- [DOCUMENT SECTION]
Cooking Oil 101
Cooking Oil 101
“If you’re afraid of butter, use cream.”
- Julia Child
To much of America, refined vegetable oil is a ubiquitous, neutral ingredient, one we simply don’t think about very much. Most people just think figure that it’s clear, comes from vegetables, and cheaper than olive oil. It’s familiar, and therefore accepted as food.
We shouldn’t eat a lot of it, we’re told, because it’s an oil, but it’s better than those artery-clogging saturated animal fats our ancestors ate, especially when it says “lite” on the bottle. Although, we’re also told, it’s not as good as olive oil, which is, of course, the only fat they use in the Mediterranean (some country between Sardinia and Souvlakia where the healthy, tanned population basks all day on beaches).
It turns out that much of what we’ve been told about oil is wrong. Processed, refined vegetable oils, which aren’t exactly squeezed out of vegetables, are far from harmless foods, if you can even call them foods. For the most part, they’re extremely detrimental, particularly due to high levels of omega-6 polyunsaturated fatty acids. They’re also highly processed. Olive oil is fine, but a) it’s not the only fat used around the Mediterranean and b) using it at the exclusion of saturated animal fats can mean missing out on some important fat-soluble vitamins. Vitamin-rich saturated fats are an important part of a healthy diet.
What’s true for most foods is true for fats too: The best fats in your food are simple, naturally-occurring fats that cultures have prized for thousands of years. This includes mostly animal fats, like butter, beef tallow, lard, and schmaltz, and vegetarian fats like unrefined coconut oil, unrefined red palm oil, and olive oil. These fats, like Julia Child implies in the quote above, are nothing to fear. But their loss from our diet is indeed something to fear.

- [EXERCISES]
A - Reproduce the part of the cooking oil text that opens with the words "- Julia Child" and closes with "day on beaches).".
B - In the cooking oil text, what particular feature of refined vegetable oils makes them detrimental?

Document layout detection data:
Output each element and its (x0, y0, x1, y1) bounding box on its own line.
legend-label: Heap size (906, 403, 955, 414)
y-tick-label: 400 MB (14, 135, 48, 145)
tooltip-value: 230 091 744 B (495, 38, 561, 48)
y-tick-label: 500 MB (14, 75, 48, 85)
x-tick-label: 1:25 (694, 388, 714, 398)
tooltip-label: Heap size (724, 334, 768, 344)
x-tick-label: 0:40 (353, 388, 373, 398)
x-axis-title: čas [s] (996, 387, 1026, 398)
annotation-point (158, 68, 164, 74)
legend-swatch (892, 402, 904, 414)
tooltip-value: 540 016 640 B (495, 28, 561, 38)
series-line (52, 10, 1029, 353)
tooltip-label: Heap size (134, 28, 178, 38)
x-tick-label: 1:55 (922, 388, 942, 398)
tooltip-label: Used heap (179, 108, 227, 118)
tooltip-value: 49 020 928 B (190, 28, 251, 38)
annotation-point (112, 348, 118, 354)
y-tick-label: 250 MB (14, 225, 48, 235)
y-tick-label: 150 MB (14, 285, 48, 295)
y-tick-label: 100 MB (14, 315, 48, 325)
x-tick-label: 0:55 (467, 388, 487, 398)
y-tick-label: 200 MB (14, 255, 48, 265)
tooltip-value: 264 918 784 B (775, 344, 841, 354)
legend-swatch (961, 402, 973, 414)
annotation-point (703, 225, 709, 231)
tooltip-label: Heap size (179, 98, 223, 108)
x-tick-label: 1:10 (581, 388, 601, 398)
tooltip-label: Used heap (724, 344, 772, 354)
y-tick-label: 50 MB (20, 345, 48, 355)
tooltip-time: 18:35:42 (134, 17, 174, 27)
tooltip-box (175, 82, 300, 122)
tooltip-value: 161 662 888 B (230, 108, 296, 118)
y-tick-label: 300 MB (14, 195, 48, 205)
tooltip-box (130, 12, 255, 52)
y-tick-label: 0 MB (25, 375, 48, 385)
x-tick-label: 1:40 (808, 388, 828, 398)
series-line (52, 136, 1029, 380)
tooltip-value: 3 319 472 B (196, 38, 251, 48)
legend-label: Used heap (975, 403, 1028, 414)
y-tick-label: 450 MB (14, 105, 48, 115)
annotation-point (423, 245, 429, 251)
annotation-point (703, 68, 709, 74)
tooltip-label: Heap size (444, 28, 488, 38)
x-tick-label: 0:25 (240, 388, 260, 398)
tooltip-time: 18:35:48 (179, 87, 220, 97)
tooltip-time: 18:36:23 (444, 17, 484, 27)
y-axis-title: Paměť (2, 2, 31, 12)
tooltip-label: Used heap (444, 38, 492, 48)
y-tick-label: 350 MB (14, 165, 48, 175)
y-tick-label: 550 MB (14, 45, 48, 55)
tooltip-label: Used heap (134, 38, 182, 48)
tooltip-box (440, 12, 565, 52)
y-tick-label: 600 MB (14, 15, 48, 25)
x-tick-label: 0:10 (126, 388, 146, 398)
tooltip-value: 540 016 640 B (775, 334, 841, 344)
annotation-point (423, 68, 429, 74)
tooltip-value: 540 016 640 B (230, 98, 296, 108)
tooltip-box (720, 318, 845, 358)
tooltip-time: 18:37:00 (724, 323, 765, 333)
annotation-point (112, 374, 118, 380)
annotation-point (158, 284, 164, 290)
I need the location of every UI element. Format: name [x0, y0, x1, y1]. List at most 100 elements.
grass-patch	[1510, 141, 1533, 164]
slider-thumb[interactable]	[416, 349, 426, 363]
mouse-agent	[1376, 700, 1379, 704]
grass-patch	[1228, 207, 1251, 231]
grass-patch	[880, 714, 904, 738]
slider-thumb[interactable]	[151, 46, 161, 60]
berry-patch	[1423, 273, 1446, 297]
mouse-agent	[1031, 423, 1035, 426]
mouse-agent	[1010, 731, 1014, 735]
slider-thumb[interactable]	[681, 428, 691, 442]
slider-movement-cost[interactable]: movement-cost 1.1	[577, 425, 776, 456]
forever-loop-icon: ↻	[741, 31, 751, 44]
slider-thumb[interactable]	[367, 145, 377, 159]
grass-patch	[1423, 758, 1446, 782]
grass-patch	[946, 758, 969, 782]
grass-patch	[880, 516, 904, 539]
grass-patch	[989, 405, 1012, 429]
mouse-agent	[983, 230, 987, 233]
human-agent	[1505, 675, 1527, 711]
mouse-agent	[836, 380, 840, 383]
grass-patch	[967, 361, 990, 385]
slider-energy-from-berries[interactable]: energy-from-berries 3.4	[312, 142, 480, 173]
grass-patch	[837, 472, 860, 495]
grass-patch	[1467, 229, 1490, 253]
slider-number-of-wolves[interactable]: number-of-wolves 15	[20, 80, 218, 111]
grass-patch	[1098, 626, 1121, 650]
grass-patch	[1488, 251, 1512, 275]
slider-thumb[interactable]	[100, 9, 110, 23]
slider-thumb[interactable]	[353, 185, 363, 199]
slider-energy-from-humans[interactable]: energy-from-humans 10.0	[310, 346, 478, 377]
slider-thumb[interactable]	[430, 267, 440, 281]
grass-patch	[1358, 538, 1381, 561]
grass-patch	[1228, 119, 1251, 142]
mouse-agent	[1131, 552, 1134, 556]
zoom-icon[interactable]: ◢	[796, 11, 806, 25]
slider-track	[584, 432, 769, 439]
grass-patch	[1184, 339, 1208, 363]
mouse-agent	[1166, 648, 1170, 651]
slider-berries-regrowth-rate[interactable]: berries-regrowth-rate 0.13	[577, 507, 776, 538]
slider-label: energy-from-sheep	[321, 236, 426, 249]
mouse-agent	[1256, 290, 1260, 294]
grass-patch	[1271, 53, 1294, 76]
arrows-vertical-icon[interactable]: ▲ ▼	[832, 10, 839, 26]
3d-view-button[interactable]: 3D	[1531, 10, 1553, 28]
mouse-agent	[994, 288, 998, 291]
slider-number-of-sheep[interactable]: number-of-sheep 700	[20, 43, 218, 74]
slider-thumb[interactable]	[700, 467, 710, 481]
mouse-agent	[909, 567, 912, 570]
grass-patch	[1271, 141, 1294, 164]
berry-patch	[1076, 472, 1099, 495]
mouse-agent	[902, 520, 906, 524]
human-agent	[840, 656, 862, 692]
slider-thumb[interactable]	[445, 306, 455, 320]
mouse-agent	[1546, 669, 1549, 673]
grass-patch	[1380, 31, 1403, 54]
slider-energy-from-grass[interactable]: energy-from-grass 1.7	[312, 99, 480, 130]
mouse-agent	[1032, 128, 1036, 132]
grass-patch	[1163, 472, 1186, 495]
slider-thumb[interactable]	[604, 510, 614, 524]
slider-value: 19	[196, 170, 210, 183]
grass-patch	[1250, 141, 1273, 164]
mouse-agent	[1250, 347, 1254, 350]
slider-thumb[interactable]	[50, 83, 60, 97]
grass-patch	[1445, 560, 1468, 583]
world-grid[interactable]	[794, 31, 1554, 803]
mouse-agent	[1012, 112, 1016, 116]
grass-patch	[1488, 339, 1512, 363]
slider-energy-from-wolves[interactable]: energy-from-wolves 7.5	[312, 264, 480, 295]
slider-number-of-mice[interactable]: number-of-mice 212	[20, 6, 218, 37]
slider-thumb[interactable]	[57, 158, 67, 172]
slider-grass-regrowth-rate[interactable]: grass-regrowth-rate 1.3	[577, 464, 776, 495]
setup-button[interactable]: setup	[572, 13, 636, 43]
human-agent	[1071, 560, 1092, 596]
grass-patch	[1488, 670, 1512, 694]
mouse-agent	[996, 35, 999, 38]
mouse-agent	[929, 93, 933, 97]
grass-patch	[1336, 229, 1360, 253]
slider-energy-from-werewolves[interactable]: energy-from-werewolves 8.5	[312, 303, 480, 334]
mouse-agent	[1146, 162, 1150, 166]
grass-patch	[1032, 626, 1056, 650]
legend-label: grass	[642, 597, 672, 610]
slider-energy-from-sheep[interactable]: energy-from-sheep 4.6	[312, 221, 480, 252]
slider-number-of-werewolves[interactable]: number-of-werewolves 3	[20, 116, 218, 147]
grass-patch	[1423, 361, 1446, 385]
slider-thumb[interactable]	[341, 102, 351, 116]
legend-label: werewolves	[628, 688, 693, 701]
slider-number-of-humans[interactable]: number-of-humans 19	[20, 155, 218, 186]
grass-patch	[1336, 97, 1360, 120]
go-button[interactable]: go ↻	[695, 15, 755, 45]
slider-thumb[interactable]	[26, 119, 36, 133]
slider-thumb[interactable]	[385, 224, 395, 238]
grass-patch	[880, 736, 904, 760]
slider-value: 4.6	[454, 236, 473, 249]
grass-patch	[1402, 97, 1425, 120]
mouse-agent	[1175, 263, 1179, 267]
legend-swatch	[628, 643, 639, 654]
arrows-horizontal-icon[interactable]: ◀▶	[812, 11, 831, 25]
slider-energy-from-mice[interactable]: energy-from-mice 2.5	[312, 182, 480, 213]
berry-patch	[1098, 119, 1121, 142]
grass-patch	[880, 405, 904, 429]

- [ANSWERS FOR THE TASKS]
A -
- Julia Child
To much of America, refined vegetable oil is a ubiquitous, neutral ingredient, one we simply don’t think about very much. Most people just think figure that it’s clear, comes from vegetables, and cheaper than olive oil. It’s familiar, and therefore accepted as food.
We shouldn’t eat a lot of it, we’re told, because it’s an oil, but it’s better than those artery-clogging saturated animal fats our ancestors ate, especially when it says “lite” on the bottle. Although, we’re also told, it’s not as good as olive oil, which is, of course, the only fat they use in the Mediterranean (some country between Sardinia and Souvlakia where the healthy, tanned population basks all day on beaches).

B - High levels of omega-6 polyunsaturated fatty acids.